>> Begin Exercise material
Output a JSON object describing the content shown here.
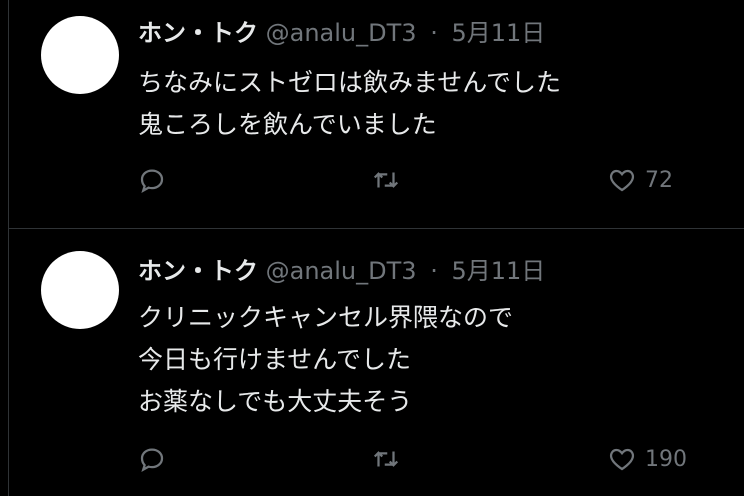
{
  "tweets": [
    {
      "name": "ホン・トク",
      "handle": "@analu_DT3",
      "separator": "·",
      "date": "5月11日",
      "text": "ちなみにストゼロは飲みませんでした\n鬼ころしを飲んでいました",
      "likes": "72"
    },
    {
      "name": "ホン・トク",
      "handle": "@analu_DT3",
      "separator": "·",
      "date": "5月11日",
      "text": "クリニックキャンセル界隈なので\n今日も行けませんでした\nお薬なしでも大丈夫そう",
      "likes": "190"
    }
  ]
}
>> End Exercise material
## Exercise task
Copy out each line exactly, without the pictures.

## Worked answer
Output a JSON object describing the content shown here.
{
  "tweets": [
    {
      "name": "ホン・トク",
      "handle": "@analu_DT3",
      "separator": "·",
      "date": "5月11日",
      "text": "ちなみにストゼロは飲みませんでした\n鬼ころしを飲んでいました",
      "likes": "72"
    },
    {
      "name": "ホン・トク",
      "handle": "@analu_DT3",
      "separator": "·",
      "date": "5月11日",
      "text": "クリニックキャンセル界隈なので\n今日も行けませんでした\nお薬なしでも大丈夫そう",
      "likes": "190"
    }
  ]
}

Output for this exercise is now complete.